• [Aim] Check each line of the listing, and copy it if it contains the word "Here".

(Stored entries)
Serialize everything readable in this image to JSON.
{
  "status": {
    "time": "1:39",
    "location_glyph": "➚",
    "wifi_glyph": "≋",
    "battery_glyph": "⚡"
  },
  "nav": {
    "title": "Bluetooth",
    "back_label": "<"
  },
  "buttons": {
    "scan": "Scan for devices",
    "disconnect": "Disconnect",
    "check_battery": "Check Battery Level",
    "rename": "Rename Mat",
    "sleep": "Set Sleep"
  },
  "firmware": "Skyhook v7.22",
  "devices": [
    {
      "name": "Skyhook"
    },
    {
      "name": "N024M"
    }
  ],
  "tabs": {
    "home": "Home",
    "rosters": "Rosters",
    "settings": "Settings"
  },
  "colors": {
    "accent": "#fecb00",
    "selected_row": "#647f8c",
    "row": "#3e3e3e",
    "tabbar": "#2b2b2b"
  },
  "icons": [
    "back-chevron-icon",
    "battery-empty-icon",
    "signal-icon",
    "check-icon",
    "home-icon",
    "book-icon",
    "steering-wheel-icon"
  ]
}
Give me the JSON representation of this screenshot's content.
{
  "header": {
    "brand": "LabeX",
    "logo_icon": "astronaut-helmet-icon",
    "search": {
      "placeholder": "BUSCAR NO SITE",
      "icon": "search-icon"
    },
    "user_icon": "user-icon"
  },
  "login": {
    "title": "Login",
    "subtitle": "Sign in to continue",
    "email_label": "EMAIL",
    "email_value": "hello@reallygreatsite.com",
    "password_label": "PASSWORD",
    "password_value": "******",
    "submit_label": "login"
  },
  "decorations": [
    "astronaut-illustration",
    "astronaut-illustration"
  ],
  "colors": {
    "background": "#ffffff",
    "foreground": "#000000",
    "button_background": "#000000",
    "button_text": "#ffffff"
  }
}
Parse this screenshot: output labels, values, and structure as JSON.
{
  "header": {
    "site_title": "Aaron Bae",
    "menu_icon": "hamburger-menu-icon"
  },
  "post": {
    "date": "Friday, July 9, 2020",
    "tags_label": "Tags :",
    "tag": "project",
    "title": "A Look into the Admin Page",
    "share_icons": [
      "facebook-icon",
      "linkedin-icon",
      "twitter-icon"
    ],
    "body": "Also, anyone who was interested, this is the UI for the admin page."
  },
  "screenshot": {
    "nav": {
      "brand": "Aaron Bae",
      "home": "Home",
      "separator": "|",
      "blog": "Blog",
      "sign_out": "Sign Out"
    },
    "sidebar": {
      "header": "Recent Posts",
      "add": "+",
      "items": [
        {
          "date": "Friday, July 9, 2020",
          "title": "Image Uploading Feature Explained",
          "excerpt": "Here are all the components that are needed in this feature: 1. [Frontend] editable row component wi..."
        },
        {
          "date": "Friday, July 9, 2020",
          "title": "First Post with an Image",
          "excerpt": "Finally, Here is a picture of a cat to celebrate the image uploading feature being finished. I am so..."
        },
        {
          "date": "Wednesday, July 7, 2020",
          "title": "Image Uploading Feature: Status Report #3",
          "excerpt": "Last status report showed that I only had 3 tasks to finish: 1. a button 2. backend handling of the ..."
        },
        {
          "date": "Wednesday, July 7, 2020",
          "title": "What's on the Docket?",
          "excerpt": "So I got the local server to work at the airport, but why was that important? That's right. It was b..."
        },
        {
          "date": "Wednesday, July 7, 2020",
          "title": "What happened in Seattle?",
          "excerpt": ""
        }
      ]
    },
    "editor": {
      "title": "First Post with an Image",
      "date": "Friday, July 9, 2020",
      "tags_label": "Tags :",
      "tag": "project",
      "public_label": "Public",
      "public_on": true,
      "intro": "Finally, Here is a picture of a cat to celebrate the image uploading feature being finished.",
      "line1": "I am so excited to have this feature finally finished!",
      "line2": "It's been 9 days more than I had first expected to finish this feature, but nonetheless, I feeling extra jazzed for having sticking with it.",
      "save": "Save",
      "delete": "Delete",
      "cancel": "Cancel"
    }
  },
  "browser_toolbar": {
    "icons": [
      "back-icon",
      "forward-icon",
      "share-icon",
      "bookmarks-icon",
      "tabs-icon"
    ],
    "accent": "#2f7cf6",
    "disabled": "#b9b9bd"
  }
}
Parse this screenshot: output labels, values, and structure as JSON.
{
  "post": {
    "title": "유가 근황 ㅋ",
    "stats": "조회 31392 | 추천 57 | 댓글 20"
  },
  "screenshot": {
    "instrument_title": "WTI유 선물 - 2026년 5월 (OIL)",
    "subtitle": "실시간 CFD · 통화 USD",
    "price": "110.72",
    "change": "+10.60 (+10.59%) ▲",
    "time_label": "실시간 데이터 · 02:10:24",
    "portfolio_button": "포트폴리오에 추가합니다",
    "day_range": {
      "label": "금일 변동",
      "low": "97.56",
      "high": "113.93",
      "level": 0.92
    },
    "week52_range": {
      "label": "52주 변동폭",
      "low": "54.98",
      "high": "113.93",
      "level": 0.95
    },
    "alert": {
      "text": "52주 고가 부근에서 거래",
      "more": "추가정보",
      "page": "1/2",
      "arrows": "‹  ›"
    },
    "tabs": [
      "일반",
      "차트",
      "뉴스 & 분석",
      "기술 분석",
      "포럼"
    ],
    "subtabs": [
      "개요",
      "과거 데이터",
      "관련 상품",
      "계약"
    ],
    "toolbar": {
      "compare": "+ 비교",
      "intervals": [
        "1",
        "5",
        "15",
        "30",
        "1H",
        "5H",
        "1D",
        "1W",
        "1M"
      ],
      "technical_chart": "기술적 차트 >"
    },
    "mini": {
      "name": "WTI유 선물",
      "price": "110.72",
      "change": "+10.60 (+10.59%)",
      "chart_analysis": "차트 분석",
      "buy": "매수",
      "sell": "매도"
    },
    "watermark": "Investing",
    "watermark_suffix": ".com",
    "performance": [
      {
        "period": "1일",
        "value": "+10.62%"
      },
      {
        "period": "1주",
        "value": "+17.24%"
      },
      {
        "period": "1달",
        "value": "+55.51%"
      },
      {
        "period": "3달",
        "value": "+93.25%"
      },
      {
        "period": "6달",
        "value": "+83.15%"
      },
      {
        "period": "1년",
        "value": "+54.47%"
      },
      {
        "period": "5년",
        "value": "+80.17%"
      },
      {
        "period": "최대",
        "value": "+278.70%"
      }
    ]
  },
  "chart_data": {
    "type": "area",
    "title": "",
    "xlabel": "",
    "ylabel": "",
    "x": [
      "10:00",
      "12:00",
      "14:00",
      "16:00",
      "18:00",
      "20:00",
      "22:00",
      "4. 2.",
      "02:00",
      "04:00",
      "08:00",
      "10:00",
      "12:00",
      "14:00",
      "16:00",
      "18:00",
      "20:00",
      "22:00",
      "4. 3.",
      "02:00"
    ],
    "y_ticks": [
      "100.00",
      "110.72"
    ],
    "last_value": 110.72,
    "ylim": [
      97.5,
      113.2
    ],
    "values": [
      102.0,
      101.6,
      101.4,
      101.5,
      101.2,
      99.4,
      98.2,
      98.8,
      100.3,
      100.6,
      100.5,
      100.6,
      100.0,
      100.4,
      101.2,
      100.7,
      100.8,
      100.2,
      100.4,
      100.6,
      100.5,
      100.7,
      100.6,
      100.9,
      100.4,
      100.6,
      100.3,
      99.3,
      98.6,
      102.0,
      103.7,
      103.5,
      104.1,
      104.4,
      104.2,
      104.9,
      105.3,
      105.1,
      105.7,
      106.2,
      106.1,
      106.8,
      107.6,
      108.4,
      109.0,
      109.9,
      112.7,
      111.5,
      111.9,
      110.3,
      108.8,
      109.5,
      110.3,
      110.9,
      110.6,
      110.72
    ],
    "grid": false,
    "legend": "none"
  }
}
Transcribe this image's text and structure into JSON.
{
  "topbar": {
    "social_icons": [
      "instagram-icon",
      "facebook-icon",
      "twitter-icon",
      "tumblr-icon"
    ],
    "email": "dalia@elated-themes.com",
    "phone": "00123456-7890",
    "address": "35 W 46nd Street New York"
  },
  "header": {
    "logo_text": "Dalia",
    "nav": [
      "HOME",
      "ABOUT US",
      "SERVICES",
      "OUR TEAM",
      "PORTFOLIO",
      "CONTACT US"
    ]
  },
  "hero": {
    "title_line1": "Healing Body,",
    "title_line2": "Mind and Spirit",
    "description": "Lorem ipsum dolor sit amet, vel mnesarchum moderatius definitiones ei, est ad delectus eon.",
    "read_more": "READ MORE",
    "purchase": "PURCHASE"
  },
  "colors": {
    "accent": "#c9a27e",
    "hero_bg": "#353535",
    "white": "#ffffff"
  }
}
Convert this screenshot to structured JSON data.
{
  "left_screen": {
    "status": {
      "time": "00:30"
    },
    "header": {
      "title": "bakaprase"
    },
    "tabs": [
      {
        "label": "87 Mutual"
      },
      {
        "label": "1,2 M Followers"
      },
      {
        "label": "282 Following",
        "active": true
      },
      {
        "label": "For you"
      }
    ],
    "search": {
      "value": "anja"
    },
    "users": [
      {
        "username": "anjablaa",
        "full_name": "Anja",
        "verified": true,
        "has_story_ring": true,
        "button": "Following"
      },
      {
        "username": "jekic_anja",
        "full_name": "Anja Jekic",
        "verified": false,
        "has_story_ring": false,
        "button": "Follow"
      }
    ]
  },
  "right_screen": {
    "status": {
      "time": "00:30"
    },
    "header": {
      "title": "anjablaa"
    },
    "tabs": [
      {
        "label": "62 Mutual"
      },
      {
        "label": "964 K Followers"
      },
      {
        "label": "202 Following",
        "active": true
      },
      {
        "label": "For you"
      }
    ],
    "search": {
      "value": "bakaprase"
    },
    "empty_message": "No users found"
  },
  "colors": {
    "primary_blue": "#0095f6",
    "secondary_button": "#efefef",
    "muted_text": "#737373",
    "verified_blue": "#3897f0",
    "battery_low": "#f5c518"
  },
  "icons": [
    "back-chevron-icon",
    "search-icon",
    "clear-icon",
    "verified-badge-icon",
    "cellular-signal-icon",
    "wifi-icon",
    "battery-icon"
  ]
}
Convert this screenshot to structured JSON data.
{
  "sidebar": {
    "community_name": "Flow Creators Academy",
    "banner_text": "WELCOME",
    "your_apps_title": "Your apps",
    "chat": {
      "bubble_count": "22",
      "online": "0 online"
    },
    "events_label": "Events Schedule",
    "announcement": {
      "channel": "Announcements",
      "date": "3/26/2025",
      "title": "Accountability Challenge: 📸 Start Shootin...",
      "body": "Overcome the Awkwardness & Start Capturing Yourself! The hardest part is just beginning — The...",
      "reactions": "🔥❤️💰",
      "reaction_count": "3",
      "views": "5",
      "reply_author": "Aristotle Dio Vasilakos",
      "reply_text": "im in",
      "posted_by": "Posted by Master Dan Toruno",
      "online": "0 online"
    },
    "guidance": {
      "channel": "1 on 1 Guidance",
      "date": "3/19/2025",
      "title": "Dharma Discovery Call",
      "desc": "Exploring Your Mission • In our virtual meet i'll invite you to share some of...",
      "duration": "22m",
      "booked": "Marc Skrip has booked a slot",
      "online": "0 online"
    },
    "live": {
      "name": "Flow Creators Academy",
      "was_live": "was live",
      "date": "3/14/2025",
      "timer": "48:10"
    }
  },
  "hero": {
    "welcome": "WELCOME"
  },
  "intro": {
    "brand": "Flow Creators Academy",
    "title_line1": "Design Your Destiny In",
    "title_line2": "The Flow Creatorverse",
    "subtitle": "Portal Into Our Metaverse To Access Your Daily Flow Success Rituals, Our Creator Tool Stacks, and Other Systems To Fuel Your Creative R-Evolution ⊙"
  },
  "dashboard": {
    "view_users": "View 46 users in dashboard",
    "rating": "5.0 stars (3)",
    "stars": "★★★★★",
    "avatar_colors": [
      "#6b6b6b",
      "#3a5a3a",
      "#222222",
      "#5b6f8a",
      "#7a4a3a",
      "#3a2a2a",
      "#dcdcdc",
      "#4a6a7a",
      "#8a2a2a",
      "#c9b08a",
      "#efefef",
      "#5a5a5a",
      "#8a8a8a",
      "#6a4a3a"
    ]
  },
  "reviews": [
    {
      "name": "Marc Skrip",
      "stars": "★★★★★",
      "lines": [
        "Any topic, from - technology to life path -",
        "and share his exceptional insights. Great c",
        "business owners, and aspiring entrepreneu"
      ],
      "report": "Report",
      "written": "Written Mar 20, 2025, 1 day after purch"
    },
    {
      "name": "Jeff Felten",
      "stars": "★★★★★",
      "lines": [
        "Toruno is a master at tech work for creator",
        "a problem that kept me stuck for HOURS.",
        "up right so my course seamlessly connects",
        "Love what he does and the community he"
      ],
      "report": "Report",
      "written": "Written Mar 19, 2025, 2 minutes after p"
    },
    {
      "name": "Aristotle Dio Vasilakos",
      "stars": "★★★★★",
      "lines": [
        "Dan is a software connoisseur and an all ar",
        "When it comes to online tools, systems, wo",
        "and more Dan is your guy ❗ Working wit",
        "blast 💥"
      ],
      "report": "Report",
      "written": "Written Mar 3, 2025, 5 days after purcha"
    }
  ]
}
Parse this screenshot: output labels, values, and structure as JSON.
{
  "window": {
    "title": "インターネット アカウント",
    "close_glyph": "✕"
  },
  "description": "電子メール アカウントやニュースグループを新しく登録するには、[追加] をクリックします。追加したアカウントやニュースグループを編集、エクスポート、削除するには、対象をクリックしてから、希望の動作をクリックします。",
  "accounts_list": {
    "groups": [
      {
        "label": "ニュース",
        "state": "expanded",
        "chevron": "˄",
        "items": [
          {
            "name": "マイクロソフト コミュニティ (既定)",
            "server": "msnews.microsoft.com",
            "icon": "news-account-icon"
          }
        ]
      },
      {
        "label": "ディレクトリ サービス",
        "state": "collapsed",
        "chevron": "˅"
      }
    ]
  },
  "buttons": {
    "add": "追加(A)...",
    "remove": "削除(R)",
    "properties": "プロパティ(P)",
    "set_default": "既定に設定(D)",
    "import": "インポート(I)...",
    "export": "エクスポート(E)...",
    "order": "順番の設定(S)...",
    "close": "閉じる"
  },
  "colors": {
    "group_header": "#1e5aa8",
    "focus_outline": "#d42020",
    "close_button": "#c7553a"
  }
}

• [Task response]
          "excerpt": "Here are all the components that are needed in this feature: 1. [Frontend] editable row component wi..."
          "excerpt": "Finally, Here is a picture of a cat to celebrate the image uploading feature being finished. I am so..."
      "intro": "Finally, Here is a picture of a cat to celebrate the image uploading feature being finished.",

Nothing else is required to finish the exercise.